== Отрывок

Некоторые говорят, что Черчилль, придя к власти, по существу совершил разворот на 180 градусов, отказавшись от своего страстного европейства, поскольку Энтони Иден и другие консерваторы не разделяли его. При таком анализе у Черчилля и Джона Мейджора наблюдается некоторое сходство действий – подрезка, чтобы унять евроскептиков. Я не думаю, что подобный подход воздает должное ему или его видению. Вернитесь к его ключевой речи в парламенте 27 июня 1950 г., в которой он в полной мере очерчивает свои европейские взгляды.
Он затрагивает суть наших сегодняшних беспокойств, точную роль Британии.
Вопрос, который мы должны решить для себя – а у нас достаточно времени, чтобы размышления были зрелыми, – состоит в том, какая связь должна быть у Британии с Федеративным Союзом Европы, если таковой появится с течением времени?

====

** Задачи **
[a] Извлеките из отрывка о Черчилле фрагмент от слов «Он затрагивает суть» до слов «с течением времени?».
[b] Перепишите без изменений строки записей от строки с «Patent image size: (982, 677).» до строки с «The cutting member 32 is at (222, 470).», включая обе эти строки.

== Материал для задач

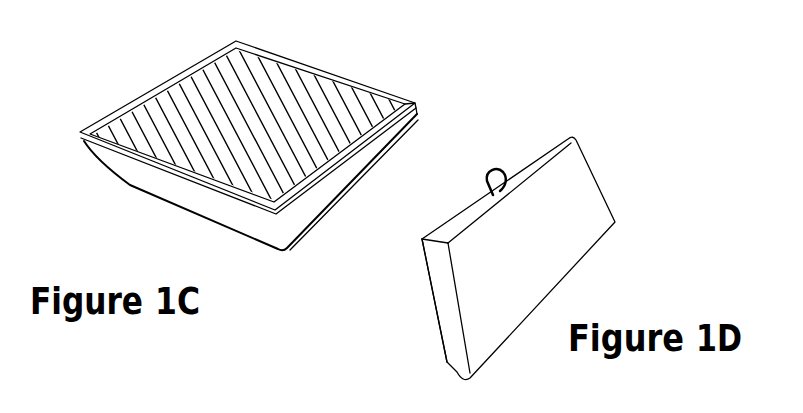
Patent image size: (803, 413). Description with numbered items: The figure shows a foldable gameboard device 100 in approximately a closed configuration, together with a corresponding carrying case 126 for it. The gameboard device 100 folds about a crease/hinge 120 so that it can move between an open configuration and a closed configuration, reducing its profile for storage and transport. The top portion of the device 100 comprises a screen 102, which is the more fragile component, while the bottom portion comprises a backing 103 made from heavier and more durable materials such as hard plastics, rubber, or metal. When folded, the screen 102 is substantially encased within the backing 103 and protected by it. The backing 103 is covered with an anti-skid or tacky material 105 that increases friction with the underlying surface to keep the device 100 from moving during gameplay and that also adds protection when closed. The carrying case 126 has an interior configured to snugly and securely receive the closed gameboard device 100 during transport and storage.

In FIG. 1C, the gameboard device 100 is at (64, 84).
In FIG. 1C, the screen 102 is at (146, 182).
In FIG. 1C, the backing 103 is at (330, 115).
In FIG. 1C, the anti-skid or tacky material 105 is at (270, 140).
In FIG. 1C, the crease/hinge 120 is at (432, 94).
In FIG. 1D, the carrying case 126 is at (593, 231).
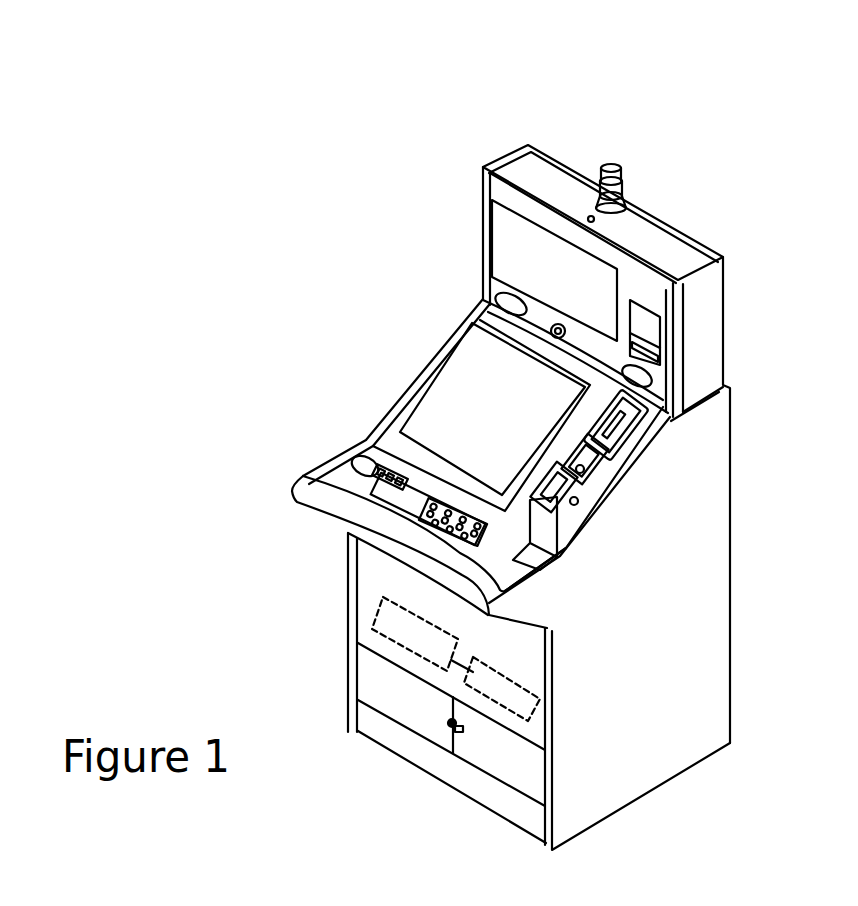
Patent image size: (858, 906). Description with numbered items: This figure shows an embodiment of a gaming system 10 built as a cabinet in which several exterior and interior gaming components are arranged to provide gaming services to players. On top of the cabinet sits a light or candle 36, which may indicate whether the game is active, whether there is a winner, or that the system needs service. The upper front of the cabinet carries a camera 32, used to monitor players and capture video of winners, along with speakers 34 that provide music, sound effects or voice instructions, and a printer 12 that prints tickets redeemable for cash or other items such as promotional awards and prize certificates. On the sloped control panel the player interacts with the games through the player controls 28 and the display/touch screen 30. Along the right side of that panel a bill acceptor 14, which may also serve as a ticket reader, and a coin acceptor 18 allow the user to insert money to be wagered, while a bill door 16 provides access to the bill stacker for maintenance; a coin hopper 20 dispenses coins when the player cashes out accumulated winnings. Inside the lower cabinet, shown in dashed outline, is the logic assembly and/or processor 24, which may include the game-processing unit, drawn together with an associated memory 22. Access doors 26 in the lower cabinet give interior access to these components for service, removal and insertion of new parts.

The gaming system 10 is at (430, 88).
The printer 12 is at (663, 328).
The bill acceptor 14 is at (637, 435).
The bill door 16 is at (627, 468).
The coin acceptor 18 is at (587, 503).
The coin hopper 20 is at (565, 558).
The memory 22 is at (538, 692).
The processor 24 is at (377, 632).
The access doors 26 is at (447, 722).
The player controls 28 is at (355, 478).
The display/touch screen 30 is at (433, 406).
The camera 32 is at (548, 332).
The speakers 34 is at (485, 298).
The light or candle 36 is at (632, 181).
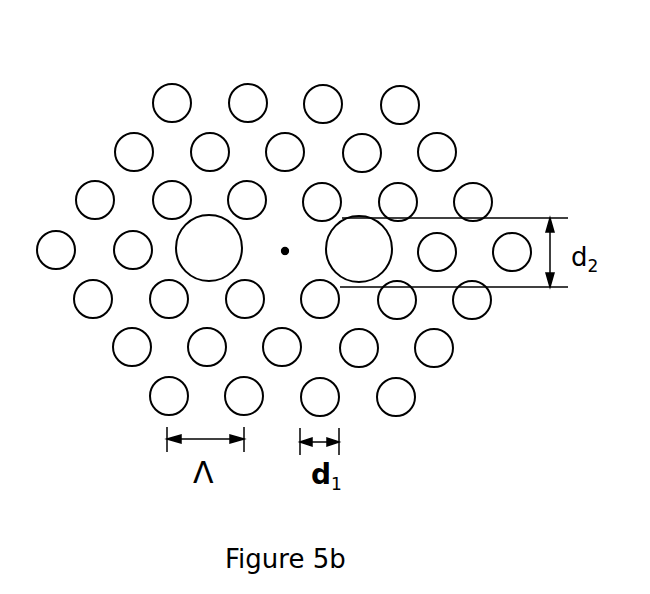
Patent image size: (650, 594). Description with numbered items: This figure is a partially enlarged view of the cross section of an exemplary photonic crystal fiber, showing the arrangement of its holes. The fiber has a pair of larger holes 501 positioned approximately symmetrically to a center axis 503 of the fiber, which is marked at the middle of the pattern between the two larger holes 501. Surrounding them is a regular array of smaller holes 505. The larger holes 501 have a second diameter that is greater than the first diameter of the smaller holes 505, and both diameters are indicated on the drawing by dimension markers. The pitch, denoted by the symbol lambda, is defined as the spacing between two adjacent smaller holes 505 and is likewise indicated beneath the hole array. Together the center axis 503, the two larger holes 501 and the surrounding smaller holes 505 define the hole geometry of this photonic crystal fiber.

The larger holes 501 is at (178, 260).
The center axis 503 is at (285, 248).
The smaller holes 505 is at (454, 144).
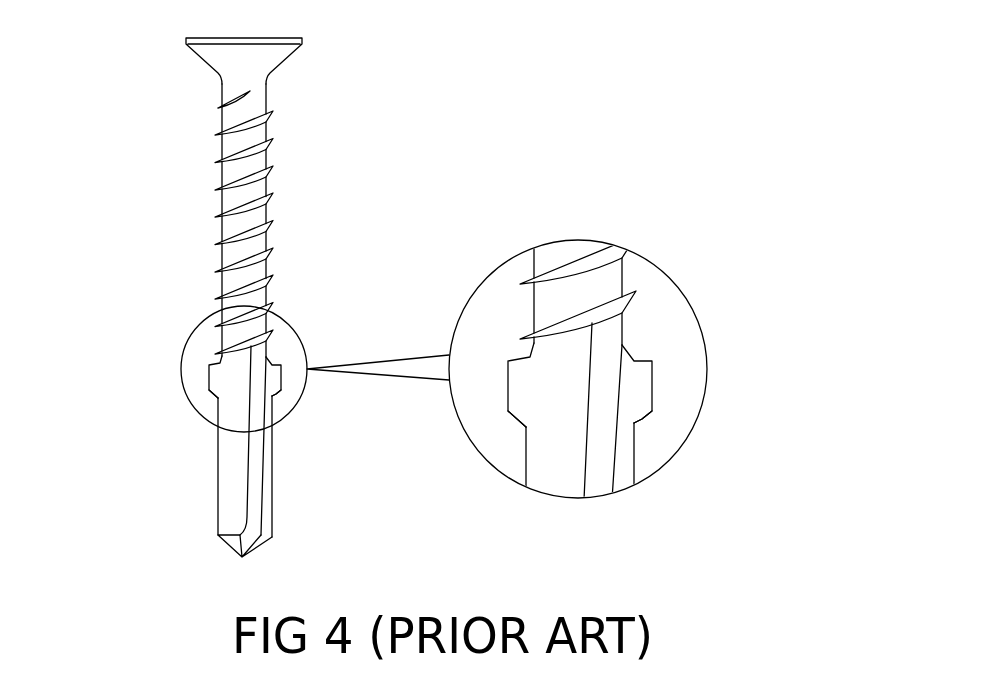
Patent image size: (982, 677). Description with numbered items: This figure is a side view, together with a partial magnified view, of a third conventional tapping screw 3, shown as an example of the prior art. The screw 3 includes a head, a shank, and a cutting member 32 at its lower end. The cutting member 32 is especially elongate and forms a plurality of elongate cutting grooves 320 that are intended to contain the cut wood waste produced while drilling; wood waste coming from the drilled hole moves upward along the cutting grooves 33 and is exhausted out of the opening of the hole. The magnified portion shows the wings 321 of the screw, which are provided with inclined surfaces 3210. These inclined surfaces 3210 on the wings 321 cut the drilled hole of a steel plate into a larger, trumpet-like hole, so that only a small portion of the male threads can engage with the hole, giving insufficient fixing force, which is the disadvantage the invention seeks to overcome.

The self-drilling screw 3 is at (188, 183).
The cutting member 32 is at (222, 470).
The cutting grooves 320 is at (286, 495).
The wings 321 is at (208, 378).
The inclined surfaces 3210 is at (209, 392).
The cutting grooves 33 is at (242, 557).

====

** Ответы к задачам **
[a]
Он затрагивает суть наших сегодняшних беспокойств, точную роль Британии.
Вопрос, который мы должны решить для себя – а у нас достаточно времени, чтобы размышления были зрелыми, – состоит в том, какая связь должна быть у Британии с Федеративным Союзом Европы, если таковой появится с течением времени?

[b]
Patent image size: (982, 677). Description with numbered items: This figure is a side view, together with a partial magnified view, of a third conventional tapping screw 3, shown as an example of the prior art. The screw 3 includes a head, a shank, and a cutting member 32 at its lower end. The cutting member 32 is especially elongate and forms a plurality of elongate cutting grooves 320 that are intended to contain the cut wood waste produced while drilling; wood waste coming from the drilled hole moves upward along the cutting grooves 33 and is exhausted out of the opening of the hole. The magnified portion shows the wings 321 of the screw, which are provided with inclined surfaces 3210. These inclined surfaces 3210 on the wings 321 cut the drilled hole of a steel plate into a larger, trumpet-like hole, so that only a small portion of the male threads can engage with the hole, giving insufficient fixing force, which is the disadvantage the invention seeks to overcome.

The self-drilling screw 3 is at (188, 183).
The cutting member 32 is at (222, 470).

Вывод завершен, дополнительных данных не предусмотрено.